#### EXERCISE DESCRIPTION:
Print the records again, character for character.

-------- DATA

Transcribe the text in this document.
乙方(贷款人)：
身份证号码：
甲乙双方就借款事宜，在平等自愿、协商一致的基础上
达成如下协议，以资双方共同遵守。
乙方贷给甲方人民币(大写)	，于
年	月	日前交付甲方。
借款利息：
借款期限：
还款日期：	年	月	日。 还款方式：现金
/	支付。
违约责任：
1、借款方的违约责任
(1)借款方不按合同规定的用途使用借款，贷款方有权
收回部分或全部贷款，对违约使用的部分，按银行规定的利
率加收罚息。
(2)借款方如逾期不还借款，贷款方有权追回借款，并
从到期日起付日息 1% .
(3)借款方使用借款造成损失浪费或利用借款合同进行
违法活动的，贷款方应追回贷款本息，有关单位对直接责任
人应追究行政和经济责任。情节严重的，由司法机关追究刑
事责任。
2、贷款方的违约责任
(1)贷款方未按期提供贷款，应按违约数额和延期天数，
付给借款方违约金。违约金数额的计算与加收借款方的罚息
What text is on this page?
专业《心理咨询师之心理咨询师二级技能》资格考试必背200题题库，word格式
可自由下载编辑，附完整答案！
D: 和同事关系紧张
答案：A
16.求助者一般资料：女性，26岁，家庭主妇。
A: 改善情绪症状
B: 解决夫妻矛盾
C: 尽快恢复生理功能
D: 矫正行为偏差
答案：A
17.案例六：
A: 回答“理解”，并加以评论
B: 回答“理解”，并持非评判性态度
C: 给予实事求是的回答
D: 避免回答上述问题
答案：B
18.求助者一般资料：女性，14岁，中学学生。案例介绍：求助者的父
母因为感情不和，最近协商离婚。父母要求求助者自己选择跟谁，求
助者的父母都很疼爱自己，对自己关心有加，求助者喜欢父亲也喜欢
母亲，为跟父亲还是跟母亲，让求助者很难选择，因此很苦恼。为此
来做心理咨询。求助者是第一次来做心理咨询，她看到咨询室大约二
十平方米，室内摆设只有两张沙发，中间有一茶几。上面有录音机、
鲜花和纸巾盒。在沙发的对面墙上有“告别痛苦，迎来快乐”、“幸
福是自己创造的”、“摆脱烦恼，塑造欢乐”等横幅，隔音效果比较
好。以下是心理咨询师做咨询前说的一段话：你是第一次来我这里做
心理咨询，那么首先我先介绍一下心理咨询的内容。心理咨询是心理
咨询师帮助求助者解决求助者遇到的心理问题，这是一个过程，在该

----------------

#### OUTPUT FOR THIS TASK:
Transcribe the text in this document.
乙方(贷款人)：
身份证号码：
甲乙双方就借款事宜，在平等自愿、协商一致的基础上
达成如下协议，以资双方共同遵守。
乙方贷给甲方人民币(大写)	，于
年	月	日前交付甲方。
借款利息：
借款期限：
还款日期：	年	月	日。 还款方式：现金
/	支付。
违约责任：
1、借款方的违约责任
(1)借款方不按合同规定的用途使用借款，贷款方有权
收回部分或全部贷款，对违约使用的部分，按银行规定的利
率加收罚息。
(2)借款方如逾期不还借款，贷款方有权追回借款，并
从到期日起付日息 1% .
(3)借款方使用借款造成损失浪费或利用借款合同进行
违法活动的，贷款方应追回贷款本息，有关单位对直接责任
人应追究行政和经济责任。情节严重的，由司法机关追究刑
事责任。
2、贷款方的违约责任
(1)贷款方未按期提供贷款，应按违约数额和延期天数，
付给借款方违约金。违约金数额的计算与加收借款方的罚息
What text is on this page?
专业《心理咨询师之心理咨询师二级技能》资格考试必背200题题库，word格式
可自由下载编辑，附完整答案！
D: 和同事关系紧张
答案：A
16.求助者一般资料：女性，26岁，家庭主妇。
A: 改善情绪症状
B: 解决夫妻矛盾
C: 尽快恢复生理功能
D: 矫正行为偏差
答案：A
17.案例六：
A: 回答“理解”，并加以评论
B: 回答“理解”，并持非评判性态度
C: 给予实事求是的回答
D: 避免回答上述问题
答案：B
18.求助者一般资料：女性，14岁，中学学生。案例介绍：求助者的父
母因为感情不和，最近协商离婚。父母要求求助者自己选择跟谁，求
助者的父母都很疼爱自己，对自己关心有加，求助者喜欢父亲也喜欢
母亲，为跟父亲还是跟母亲，让求助者很难选择，因此很苦恼。为此
来做心理咨询。求助者是第一次来做心理咨询，她看到咨询室大约二
十平方米，室内摆设只有两张沙发，中间有一茶几。上面有录音机、
鲜花和纸巾盒。在沙发的对面墙上有“告别痛苦，迎来快乐”、“幸
福是自己创造的”、“摆脱烦恼，塑造欢乐”等横幅，隔音效果比较
好。以下是心理咨询师做咨询前说的一段话：你是第一次来我这里做
心理咨询，那么首先我先介绍一下心理咨询的内容。心理咨询是心理
咨询师帮助求助者解决求助者遇到的心理问题，这是一个过程，在该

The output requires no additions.